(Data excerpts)
════════════════

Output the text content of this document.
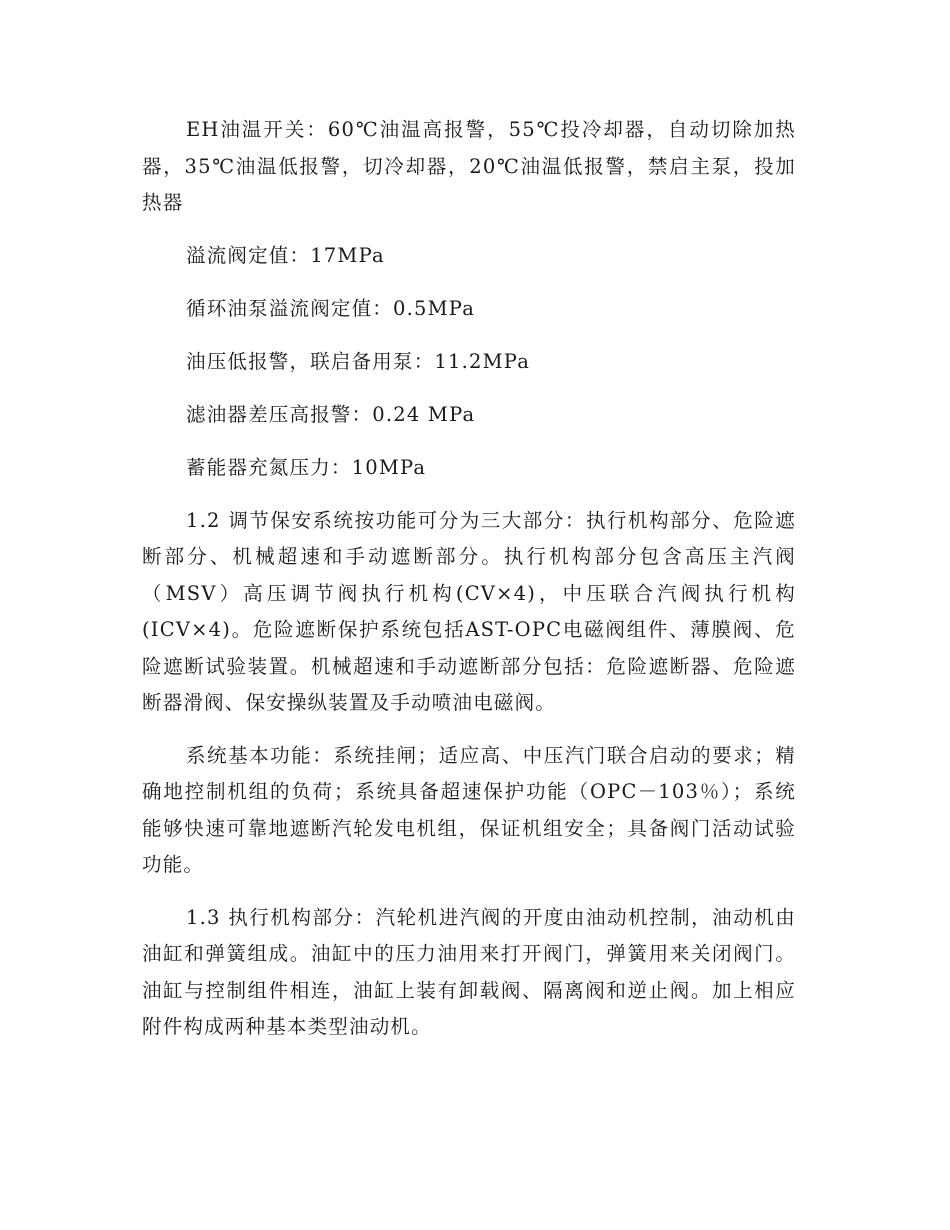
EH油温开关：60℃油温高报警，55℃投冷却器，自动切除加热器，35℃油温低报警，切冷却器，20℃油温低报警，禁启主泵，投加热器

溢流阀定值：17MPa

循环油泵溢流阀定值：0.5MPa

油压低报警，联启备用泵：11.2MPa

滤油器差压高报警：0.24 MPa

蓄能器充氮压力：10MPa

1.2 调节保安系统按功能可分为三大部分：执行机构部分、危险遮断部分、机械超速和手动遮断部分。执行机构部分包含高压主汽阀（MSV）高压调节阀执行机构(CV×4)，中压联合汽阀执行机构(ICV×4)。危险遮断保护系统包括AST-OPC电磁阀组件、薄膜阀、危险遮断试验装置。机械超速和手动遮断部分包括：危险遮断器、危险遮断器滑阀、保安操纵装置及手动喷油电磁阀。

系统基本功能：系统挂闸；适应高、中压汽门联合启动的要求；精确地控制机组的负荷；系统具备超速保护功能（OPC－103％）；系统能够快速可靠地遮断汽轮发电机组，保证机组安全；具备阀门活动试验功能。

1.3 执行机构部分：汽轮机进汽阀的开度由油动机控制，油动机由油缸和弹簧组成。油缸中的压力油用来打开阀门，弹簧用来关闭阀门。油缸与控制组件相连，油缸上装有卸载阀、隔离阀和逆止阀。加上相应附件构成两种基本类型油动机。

════════════════

_The problem_.
Copy out every line of the material above that mentions the word "执行机构部分".

_Task solution_.
1.2 调节保安系统按功能可分为三大部分：执行机构部分、危险遮断部分、机械超速和手动遮断部分。执行机构部分包含高压主汽阀（MSV）高压调节阀执行机构(CV×4)，中压联合汽阀执行机构(ICV×4)。危险遮断保护系统包括AST-OPC电磁阀组件、薄膜阀、危险遮断试验装置。机械超速和手动遮断部分包括：危险遮断器、危险遮断器滑阀、保安操纵装置及手动喷油电磁阀。
1.3 执行机构部分：汽轮机进汽阀的开度由油动机控制，油动机由油缸和弹簧组成。油缸中的压力油用来打开阀门，弹簧用来关闭阀门。油缸与控制组件相连，油缸上装有卸载阀、隔离阀和逆止阀。加上相应附件构成两种基本类型油动机。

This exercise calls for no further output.